The records below are split into lines. How many of those lines contain the string "investigación"? Reply with the number only.
** BEGIN Information given **
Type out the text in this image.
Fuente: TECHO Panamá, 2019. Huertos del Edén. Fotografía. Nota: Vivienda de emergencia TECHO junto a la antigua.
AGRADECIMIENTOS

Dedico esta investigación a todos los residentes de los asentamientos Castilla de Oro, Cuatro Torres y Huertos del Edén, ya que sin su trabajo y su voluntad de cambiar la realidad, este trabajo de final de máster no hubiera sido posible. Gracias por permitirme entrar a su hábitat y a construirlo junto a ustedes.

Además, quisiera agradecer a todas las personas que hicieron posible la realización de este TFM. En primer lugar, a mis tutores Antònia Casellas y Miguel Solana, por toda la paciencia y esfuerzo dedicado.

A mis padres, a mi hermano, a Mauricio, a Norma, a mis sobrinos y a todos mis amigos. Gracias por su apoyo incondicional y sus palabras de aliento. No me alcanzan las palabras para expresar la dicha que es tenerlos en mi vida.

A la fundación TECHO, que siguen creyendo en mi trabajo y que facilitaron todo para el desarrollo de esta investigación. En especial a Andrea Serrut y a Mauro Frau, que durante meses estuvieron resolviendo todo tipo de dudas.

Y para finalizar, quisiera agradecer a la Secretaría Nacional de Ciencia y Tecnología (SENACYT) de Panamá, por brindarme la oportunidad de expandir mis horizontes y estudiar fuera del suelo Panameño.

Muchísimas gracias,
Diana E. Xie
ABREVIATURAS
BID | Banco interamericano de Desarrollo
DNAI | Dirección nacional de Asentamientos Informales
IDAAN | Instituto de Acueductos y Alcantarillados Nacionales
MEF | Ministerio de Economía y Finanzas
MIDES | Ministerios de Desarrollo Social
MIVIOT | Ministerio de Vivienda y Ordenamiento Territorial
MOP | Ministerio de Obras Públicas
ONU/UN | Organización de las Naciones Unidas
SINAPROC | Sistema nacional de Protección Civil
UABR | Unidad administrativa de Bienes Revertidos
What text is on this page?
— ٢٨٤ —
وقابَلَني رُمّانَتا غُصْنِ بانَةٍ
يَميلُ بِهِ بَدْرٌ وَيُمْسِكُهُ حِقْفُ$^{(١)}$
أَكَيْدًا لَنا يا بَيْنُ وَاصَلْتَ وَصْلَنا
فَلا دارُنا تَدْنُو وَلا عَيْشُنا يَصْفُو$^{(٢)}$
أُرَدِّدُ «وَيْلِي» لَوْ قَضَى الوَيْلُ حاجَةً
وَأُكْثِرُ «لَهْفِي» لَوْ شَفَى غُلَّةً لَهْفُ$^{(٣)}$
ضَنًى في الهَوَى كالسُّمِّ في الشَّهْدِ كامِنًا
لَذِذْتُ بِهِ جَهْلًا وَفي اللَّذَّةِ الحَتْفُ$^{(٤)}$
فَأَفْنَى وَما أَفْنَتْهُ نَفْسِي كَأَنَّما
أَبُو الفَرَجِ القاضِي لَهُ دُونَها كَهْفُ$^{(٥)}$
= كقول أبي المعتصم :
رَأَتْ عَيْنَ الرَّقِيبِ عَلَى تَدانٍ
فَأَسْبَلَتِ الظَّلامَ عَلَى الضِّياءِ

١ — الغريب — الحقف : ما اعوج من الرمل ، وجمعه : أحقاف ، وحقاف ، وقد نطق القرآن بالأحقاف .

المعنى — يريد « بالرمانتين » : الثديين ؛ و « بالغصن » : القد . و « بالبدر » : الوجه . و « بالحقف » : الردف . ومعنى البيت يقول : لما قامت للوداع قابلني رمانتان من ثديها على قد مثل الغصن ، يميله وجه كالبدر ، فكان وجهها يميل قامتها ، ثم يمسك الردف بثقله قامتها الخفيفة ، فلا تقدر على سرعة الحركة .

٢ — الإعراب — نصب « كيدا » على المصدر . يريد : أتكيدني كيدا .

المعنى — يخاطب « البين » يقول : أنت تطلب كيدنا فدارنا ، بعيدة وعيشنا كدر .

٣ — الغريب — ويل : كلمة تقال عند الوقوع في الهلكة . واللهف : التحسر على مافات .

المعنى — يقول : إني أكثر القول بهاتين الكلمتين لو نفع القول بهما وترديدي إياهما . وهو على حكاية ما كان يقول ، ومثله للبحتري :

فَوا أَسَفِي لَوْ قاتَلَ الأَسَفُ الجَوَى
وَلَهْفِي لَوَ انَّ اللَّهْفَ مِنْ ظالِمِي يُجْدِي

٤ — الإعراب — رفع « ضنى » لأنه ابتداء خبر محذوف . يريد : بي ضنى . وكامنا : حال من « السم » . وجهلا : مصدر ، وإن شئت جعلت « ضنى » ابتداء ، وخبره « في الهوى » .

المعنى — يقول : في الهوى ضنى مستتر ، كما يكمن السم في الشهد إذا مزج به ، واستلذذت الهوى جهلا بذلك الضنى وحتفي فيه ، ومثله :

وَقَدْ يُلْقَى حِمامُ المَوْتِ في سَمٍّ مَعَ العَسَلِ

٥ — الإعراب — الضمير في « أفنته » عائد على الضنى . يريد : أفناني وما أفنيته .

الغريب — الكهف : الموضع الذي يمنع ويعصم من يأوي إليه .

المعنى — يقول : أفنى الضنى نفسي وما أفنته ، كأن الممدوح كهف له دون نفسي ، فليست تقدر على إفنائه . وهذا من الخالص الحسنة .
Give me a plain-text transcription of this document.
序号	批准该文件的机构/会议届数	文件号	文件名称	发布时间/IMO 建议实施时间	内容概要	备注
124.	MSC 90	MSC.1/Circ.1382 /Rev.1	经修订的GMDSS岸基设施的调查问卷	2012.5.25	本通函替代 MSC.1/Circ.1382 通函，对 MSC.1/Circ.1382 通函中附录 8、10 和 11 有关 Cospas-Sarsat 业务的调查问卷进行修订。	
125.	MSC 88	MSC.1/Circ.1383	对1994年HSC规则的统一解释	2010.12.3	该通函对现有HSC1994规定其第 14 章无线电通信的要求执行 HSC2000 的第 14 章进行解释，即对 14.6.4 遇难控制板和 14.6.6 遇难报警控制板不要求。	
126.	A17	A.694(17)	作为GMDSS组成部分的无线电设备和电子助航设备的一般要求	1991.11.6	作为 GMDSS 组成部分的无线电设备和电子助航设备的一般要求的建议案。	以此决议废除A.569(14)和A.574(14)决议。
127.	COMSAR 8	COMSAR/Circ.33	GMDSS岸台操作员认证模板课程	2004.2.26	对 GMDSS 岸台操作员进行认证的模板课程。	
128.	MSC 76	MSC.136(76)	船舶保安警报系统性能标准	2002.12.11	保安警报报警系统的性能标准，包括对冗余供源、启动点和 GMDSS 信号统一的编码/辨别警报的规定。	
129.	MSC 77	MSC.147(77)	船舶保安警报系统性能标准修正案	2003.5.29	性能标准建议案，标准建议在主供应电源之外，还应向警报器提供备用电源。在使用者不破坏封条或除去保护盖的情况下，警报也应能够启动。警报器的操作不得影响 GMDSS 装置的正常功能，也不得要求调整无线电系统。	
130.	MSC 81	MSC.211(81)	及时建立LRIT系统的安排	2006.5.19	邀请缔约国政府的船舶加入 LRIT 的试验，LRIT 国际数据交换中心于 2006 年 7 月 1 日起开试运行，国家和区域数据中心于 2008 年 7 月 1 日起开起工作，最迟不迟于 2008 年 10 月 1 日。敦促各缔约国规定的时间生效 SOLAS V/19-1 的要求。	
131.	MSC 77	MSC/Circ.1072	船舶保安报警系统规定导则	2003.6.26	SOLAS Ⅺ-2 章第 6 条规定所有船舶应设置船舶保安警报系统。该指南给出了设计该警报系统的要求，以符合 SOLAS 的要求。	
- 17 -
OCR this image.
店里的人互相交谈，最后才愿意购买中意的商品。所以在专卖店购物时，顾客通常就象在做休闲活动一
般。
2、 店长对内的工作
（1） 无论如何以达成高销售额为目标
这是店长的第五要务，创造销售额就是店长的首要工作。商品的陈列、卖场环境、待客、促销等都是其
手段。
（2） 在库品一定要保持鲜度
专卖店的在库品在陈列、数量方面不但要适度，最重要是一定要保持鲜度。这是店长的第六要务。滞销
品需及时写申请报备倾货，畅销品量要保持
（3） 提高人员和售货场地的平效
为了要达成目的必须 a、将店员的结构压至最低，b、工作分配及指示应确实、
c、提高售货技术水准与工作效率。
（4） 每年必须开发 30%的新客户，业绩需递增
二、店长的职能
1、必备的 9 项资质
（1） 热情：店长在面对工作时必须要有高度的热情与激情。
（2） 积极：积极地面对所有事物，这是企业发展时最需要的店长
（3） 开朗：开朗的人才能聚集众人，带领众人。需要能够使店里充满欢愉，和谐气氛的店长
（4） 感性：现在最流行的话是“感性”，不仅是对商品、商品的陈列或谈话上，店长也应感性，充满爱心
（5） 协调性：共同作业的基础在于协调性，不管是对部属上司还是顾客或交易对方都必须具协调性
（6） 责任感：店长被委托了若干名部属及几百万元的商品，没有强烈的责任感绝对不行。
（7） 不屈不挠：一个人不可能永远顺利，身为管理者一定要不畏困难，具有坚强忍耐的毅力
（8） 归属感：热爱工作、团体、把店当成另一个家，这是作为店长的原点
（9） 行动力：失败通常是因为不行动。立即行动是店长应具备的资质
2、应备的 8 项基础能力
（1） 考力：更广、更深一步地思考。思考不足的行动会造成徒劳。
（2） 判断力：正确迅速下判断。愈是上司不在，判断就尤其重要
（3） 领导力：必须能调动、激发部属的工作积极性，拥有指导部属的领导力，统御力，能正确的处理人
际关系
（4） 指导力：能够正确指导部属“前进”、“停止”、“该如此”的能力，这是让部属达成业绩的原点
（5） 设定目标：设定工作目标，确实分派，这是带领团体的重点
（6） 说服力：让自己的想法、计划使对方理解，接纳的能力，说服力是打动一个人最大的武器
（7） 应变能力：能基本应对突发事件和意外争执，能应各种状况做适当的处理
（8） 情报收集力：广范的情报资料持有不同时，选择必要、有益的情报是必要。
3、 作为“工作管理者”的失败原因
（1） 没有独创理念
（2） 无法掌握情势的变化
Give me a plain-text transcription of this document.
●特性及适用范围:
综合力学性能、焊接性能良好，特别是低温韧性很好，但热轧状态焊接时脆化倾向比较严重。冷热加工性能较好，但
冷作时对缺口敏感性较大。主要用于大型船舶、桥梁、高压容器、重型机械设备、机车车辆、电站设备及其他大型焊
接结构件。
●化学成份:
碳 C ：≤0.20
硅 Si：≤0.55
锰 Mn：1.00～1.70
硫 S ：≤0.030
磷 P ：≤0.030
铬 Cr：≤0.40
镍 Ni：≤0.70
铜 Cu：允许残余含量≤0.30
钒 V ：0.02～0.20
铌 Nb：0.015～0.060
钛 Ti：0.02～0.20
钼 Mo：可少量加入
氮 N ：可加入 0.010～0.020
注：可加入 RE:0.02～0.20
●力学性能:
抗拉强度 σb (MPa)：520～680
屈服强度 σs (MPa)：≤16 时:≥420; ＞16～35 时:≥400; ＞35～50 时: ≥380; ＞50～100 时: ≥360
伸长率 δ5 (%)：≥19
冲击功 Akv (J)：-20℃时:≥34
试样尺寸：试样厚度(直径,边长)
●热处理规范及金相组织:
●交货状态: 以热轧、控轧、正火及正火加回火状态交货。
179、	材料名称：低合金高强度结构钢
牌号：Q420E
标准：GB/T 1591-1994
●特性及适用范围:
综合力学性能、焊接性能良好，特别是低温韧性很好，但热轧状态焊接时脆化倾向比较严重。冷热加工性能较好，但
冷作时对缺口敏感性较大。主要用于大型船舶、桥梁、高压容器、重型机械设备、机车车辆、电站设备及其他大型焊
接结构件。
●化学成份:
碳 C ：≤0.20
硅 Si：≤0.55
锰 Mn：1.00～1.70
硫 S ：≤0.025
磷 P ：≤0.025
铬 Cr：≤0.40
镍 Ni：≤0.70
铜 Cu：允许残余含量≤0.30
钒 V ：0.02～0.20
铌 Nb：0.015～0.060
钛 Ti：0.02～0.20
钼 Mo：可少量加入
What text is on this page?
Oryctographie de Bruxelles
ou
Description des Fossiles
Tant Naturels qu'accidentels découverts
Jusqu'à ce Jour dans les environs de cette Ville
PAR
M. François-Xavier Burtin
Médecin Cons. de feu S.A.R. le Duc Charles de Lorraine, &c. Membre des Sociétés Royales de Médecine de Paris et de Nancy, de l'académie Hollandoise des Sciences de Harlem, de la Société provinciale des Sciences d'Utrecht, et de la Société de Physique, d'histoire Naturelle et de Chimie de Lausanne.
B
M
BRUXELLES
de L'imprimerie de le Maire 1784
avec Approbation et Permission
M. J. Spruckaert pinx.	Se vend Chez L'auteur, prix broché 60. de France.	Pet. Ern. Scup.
** END Information given **
* **Solution for this task**
2